* [WORK TO BE COMPLETED] Output all the data exactly. Pictures do not belong in the copy.

--- start ---

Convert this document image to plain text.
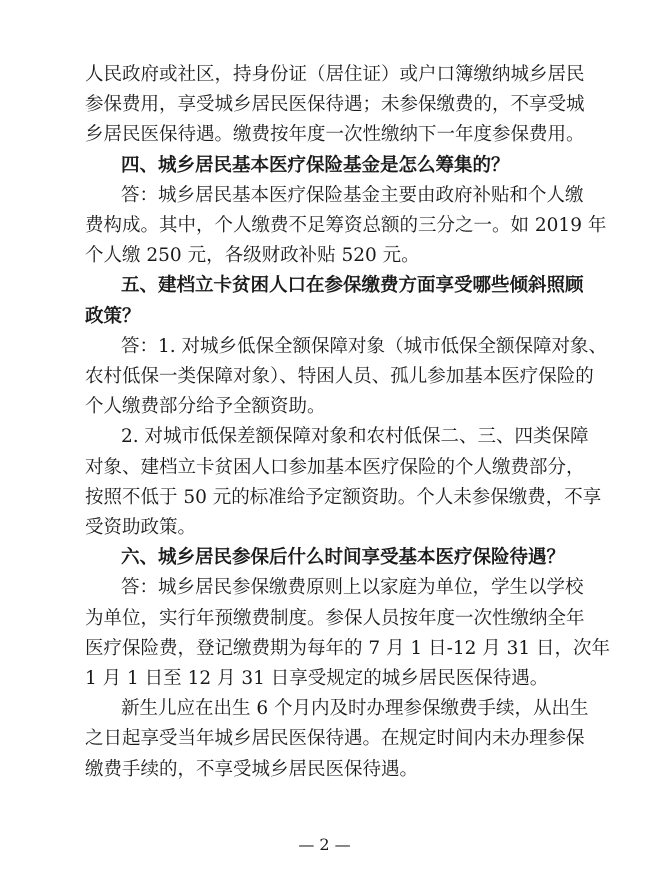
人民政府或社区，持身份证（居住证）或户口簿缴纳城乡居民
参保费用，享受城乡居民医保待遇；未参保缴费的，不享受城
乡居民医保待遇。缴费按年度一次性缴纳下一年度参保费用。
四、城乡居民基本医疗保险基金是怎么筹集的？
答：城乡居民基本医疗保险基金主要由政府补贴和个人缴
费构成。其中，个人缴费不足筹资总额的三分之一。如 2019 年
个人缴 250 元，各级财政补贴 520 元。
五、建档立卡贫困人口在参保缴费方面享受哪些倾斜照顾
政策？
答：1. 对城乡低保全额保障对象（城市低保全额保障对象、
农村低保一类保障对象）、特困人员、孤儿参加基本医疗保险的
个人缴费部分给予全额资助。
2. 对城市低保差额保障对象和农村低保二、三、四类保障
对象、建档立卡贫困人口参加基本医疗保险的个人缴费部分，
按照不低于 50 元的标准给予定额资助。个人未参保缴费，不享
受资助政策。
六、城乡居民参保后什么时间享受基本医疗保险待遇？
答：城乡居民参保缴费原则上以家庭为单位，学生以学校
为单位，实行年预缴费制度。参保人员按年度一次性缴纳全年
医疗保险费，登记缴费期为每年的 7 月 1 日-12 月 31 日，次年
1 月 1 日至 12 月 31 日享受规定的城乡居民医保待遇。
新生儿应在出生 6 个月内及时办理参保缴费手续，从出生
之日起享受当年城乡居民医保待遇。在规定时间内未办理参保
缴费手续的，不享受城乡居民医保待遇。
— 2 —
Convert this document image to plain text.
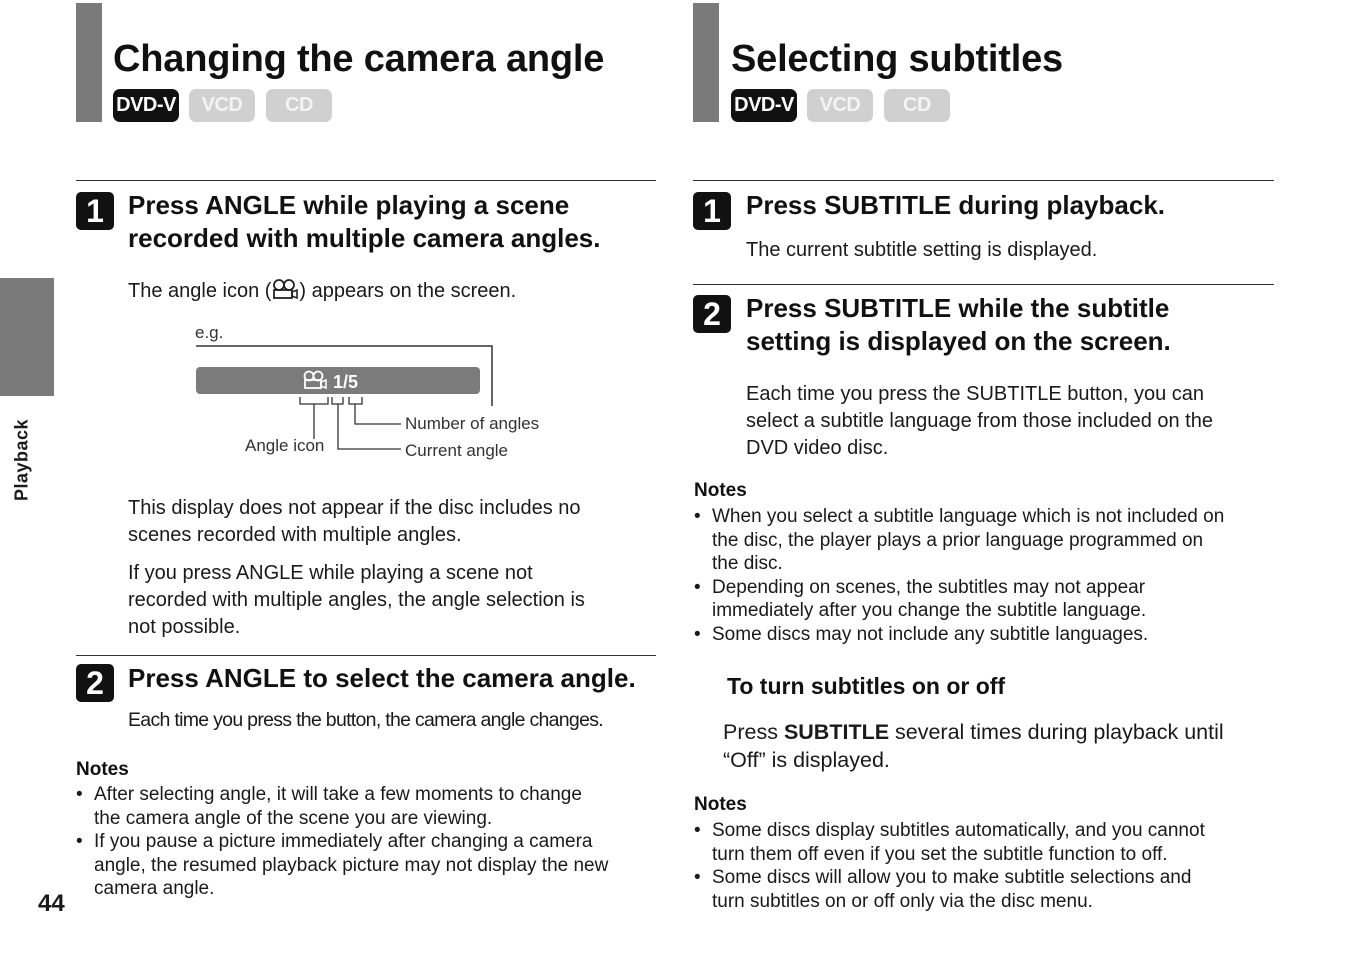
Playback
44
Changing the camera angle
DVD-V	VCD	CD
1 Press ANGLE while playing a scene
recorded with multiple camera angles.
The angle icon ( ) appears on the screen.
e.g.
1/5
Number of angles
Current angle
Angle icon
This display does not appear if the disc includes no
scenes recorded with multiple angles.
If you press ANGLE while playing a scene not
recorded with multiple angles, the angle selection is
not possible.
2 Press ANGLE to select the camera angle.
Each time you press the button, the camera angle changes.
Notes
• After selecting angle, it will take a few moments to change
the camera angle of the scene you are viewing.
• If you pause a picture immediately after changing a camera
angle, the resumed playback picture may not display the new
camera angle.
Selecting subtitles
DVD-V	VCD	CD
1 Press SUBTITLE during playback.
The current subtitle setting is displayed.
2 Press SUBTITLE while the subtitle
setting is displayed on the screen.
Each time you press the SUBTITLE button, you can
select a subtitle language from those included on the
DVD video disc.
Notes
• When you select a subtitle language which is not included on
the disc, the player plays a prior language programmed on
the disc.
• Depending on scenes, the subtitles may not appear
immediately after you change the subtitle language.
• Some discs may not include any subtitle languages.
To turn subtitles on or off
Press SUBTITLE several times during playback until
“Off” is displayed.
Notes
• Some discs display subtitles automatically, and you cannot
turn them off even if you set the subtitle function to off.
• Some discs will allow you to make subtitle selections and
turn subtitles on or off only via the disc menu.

--- end ---

* [FINISHED ANSWER]
Convert this document image to plain text.
人民政府或社区，持身份证（居住证）或户口簿缴纳城乡居民
参保费用，享受城乡居民医保待遇；未参保缴费的，不享受城
乡居民医保待遇。缴费按年度一次性缴纳下一年度参保费用。
四、城乡居民基本医疗保险基金是怎么筹集的？
答：城乡居民基本医疗保险基金主要由政府补贴和个人缴
费构成。其中，个人缴费不足筹资总额的三分之一。如 2019 年
个人缴 250 元，各级财政补贴 520 元。
五、建档立卡贫困人口在参保缴费方面享受哪些倾斜照顾
政策？
答：1. 对城乡低保全额保障对象（城市低保全额保障对象、
农村低保一类保障对象）、特困人员、孤儿参加基本医疗保险的
个人缴费部分给予全额资助。
2. 对城市低保差额保障对象和农村低保二、三、四类保障
对象、建档立卡贫困人口参加基本医疗保险的个人缴费部分，
按照不低于 50 元的标准给予定额资助。个人未参保缴费，不享
受资助政策。
六、城乡居民参保后什么时间享受基本医疗保险待遇？
答：城乡居民参保缴费原则上以家庭为单位，学生以学校
为单位，实行年预缴费制度。参保人员按年度一次性缴纳全年
医疗保险费，登记缴费期为每年的 7 月 1 日-12 月 31 日，次年
1 月 1 日至 12 月 31 日享受规定的城乡居民医保待遇。
新生儿应在出生 6 个月内及时办理参保缴费手续，从出生
之日起享受当年城乡居民医保待遇。在规定时间内未办理参保
缴费手续的，不享受城乡居民医保待遇。
— 2 —
Convert this document image to plain text.
Playback
44
Changing the camera angle
DVD-V	VCD	CD
1 Press ANGLE while playing a scene
recorded with multiple camera angles.
The angle icon ( ) appears on the screen.
e.g.
1/5
Number of angles
Current angle
Angle icon
This display does not appear if the disc includes no
scenes recorded with multiple angles.
If you press ANGLE while playing a scene not
recorded with multiple angles, the angle selection is
not possible.
2 Press ANGLE to select the camera angle.
Each time you press the button, the camera angle changes.
Notes
• After selecting angle, it will take a few moments to change
the camera angle of the scene you are viewing.
• If you pause a picture immediately after changing a camera
angle, the resumed playback picture may not display the new
camera angle.
Selecting subtitles
DVD-V	VCD	CD
1 Press SUBTITLE during playback.
The current subtitle setting is displayed.
2 Press SUBTITLE while the subtitle
setting is displayed on the screen.
Each time you press the SUBTITLE button, you can
select a subtitle language from those included on the
DVD video disc.
Notes
• When you select a subtitle language which is not included on
the disc, the player plays a prior language programmed on
the disc.
• Depending on scenes, the subtitles may not appear
immediately after you change the subtitle language.
• Some discs may not include any subtitle languages.
To turn subtitles on or off
Press SUBTITLE several times during playback until
“Off” is displayed.
Notes
• Some discs display subtitles automatically, and you cannot
turn them off even if you set the subtitle function to off.
• Some discs will allow you to make subtitle selections and
turn subtitles on or off only via the disc menu.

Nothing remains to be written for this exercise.